Transcribe all of the records precisely as they are presented.

※ ※ ※

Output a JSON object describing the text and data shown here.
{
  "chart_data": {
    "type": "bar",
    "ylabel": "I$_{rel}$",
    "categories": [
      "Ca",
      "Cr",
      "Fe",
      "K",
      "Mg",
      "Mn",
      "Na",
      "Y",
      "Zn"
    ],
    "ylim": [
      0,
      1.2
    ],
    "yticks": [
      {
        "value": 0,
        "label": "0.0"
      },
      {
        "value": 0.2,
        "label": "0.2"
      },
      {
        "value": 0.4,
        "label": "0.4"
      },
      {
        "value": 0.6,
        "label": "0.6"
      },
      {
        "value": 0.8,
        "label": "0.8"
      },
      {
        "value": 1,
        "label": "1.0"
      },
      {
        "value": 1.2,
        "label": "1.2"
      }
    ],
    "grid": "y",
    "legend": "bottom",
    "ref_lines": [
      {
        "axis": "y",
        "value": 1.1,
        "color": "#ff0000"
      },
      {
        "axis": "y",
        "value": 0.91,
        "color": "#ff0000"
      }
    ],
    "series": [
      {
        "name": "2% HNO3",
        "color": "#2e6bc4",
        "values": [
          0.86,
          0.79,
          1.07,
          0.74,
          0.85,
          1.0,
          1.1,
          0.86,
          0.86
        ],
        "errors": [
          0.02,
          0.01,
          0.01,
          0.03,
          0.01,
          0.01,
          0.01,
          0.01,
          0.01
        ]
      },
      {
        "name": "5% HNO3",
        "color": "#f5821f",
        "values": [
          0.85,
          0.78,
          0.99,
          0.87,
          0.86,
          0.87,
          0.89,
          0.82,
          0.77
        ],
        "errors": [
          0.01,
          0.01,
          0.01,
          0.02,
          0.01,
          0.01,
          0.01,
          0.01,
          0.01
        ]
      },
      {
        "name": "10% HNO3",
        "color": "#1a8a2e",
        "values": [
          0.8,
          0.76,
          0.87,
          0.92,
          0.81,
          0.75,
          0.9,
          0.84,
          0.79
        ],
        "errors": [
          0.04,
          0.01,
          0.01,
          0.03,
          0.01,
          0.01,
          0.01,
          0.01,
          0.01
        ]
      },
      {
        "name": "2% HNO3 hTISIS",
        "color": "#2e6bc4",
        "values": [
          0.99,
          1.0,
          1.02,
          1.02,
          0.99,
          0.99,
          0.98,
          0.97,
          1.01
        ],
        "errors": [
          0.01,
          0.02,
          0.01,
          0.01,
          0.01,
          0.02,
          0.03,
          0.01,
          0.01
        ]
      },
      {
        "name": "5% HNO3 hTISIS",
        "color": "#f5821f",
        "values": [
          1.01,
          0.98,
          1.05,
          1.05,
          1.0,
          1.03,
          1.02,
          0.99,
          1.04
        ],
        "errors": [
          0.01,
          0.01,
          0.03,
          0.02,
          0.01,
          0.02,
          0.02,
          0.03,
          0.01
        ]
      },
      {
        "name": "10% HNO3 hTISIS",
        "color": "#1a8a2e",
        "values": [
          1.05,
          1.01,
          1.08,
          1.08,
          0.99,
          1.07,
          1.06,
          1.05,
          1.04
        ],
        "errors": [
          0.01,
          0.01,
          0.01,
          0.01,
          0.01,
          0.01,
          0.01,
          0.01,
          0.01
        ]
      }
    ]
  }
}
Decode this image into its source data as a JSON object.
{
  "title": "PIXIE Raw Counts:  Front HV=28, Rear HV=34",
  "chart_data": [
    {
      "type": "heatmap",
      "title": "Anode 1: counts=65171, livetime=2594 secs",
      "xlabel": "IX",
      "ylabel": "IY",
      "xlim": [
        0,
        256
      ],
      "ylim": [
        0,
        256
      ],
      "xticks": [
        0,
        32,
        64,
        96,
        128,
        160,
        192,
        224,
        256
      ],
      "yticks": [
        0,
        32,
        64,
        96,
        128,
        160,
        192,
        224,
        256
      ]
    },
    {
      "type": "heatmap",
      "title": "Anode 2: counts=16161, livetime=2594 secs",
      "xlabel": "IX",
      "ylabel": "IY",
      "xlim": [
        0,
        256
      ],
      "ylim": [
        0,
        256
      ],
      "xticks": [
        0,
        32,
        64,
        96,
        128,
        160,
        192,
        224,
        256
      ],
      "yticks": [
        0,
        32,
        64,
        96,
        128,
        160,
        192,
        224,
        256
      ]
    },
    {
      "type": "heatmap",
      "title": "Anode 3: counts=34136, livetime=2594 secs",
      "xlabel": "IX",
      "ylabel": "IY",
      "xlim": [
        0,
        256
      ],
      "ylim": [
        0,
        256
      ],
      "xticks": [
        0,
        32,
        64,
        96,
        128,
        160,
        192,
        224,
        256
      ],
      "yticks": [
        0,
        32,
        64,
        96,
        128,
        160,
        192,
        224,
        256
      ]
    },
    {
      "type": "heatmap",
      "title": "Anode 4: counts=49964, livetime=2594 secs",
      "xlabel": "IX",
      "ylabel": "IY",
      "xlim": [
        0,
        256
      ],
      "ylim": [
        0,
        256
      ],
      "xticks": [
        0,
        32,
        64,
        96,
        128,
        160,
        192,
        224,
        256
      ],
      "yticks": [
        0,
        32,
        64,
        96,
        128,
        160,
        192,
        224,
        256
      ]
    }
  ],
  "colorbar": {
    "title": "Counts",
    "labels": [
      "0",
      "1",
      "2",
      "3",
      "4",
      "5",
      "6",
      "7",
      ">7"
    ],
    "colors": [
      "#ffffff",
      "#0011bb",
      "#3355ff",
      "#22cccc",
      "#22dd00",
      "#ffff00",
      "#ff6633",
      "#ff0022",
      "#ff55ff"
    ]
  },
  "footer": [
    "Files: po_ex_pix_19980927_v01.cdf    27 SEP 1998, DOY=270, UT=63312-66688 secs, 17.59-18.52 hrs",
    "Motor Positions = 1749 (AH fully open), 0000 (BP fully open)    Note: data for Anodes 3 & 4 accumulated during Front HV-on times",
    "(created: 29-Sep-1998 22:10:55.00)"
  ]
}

※ ※ ※

▶ [EXPECTED OUTPUT]
Output a JSON object describing the text and data shown here.
{
  "chart_data": {
    "type": "bar",
    "ylabel": "I$_{rel}$",
    "categories": [
      "Ca",
      "Cr",
      "Fe",
      "K",
      "Mg",
      "Mn",
      "Na",
      "Y",
      "Zn"
    ],
    "ylim": [
      0,
      1.2
    ],
    "yticks": [
      {
        "value": 0,
        "label": "0.0"
      },
      {
        "value": 0.2,
        "label": "0.2"
      },
      {
        "value": 0.4,
        "label": "0.4"
      },
      {
        "value": 0.6,
        "label": "0.6"
      },
      {
        "value": 0.8,
        "label": "0.8"
      },
      {
        "value": 1,
        "label": "1.0"
      },
      {
        "value": 1.2,
        "label": "1.2"
      }
    ],
    "grid": "y",
    "legend": "bottom",
    "ref_lines": [
      {
        "axis": "y",
        "value": 1.1,
        "color": "#ff0000"
      },
      {
        "axis": "y",
        "value": 0.91,
        "color": "#ff0000"
      }
    ],
    "series": [
      {
        "name": "2% HNO3",
        "color": "#2e6bc4",
        "values": [
          0.86,
          0.79,
          1.07,
          0.74,
          0.85,
          1.0,
          1.1,
          0.86,
          0.86
        ],
        "errors": [
          0.02,
          0.01,
          0.01,
          0.03,
          0.01,
          0.01,
          0.01,
          0.01,
          0.01
        ]
      },
      {
        "name": "5% HNO3",
        "color": "#f5821f",
        "values": [
          0.85,
          0.78,
          0.99,
          0.87,
          0.86,
          0.87,
          0.89,
          0.82,
          0.77
        ],
        "errors": [
          0.01,
          0.01,
          0.01,
          0.02,
          0.01,
          0.01,
          0.01,
          0.01,
          0.01
        ]
      },
      {
        "name": "10% HNO3",
        "color": "#1a8a2e",
        "values": [
          0.8,
          0.76,
          0.87,
          0.92,
          0.81,
          0.75,
          0.9,
          0.84,
          0.79
        ],
        "errors": [
          0.04,
          0.01,
          0.01,
          0.03,
          0.01,
          0.01,
          0.01,
          0.01,
          0.01
        ]
      },
      {
        "name": "2% HNO3 hTISIS",
        "color": "#2e6bc4",
        "values": [
          0.99,
          1.0,
          1.02,
          1.02,
          0.99,
          0.99,
          0.98,
          0.97,
          1.01
        ],
        "errors": [
          0.01,
          0.02,
          0.01,
          0.01,
          0.01,
          0.02,
          0.03,
          0.01,
          0.01
        ]
      },
      {
        "name": "5% HNO3 hTISIS",
        "color": "#f5821f",
        "values": [
          1.01,
          0.98,
          1.05,
          1.05,
          1.0,
          1.03,
          1.02,
          0.99,
          1.04
        ],
        "errors": [
          0.01,
          0.01,
          0.03,
          0.02,
          0.01,
          0.02,
          0.02,
          0.03,
          0.01
        ]
      },
      {
        "name": "10% HNO3 hTISIS",
        "color": "#1a8a2e",
        "values": [
          1.05,
          1.01,
          1.08,
          1.08,
          0.99,
          1.07,
          1.06,
          1.05,
          1.04
        ],
        "errors": [
          0.01,
          0.01,
          0.01,
          0.01,
          0.01,
          0.01,
          0.01,
          0.01,
          0.01
        ]
      }
    ]
  }
}
Decode this image into its source data as a JSON object.
{
  "title": "PIXIE Raw Counts:  Front HV=28, Rear HV=34",
  "chart_data": [
    {
      "type": "heatmap",
      "title": "Anode 1: counts=65171, livetime=2594 secs",
      "xlabel": "IX",
      "ylabel": "IY",
      "xlim": [
        0,
        256
      ],
      "ylim": [
        0,
        256
      ],
      "xticks": [
        0,
        32,
        64,
        96,
        128,
        160,
        192,
        224,
        256
      ],
      "yticks": [
        0,
        32,
        64,
        96,
        128,
        160,
        192,
        224,
        256
      ]
    },
    {
      "type": "heatmap",
      "title": "Anode 2: counts=16161, livetime=2594 secs",
      "xlabel": "IX",
      "ylabel": "IY",
      "xlim": [
        0,
        256
      ],
      "ylim": [
        0,
        256
      ],
      "xticks": [
        0,
        32,
        64,
        96,
        128,
        160,
        192,
        224,
        256
      ],
      "yticks": [
        0,
        32,
        64,
        96,
        128,
        160,
        192,
        224,
        256
      ]
    },
    {
      "type": "heatmap",
      "title": "Anode 3: counts=34136, livetime=2594 secs",
      "xlabel": "IX",
      "ylabel": "IY",
      "xlim": [
        0,
        256
      ],
      "ylim": [
        0,
        256
      ],
      "xticks": [
        0,
        32,
        64,
        96,
        128,
        160,
        192,
        224,
        256
      ],
      "yticks": [
        0,
        32,
        64,
        96,
        128,
        160,
        192,
        224,
        256
      ]
    },
    {
      "type": "heatmap",
      "title": "Anode 4: counts=49964, livetime=2594 secs",
      "xlabel": "IX",
      "ylabel": "IY",
      "xlim": [
        0,
        256
      ],
      "ylim": [
        0,
        256
      ],
      "xticks": [
        0,
        32,
        64,
        96,
        128,
        160,
        192,
        224,
        256
      ],
      "yticks": [
        0,
        32,
        64,
        96,
        128,
        160,
        192,
        224,
        256
      ]
    }
  ],
  "colorbar": {
    "title": "Counts",
    "labels": [
      "0",
      "1",
      "2",
      "3",
      "4",
      "5",
      "6",
      "7",
      ">7"
    ],
    "colors": [
      "#ffffff",
      "#0011bb",
      "#3355ff",
      "#22cccc",
      "#22dd00",
      "#ffff00",
      "#ff6633",
      "#ff0022",
      "#ff55ff"
    ]
  },
  "footer": [
    "Files: po_ex_pix_19980927_v01.cdf    27 SEP 1998, DOY=270, UT=63312-66688 secs, 17.59-18.52 hrs",
    "Motor Positions = 1749 (AH fully open), 0000 (BP fully open)    Note: data for Anodes 3 & 4 accumulated during Front HV-on times",
    "(created: 29-Sep-1998 22:10:55.00)"
  ]
}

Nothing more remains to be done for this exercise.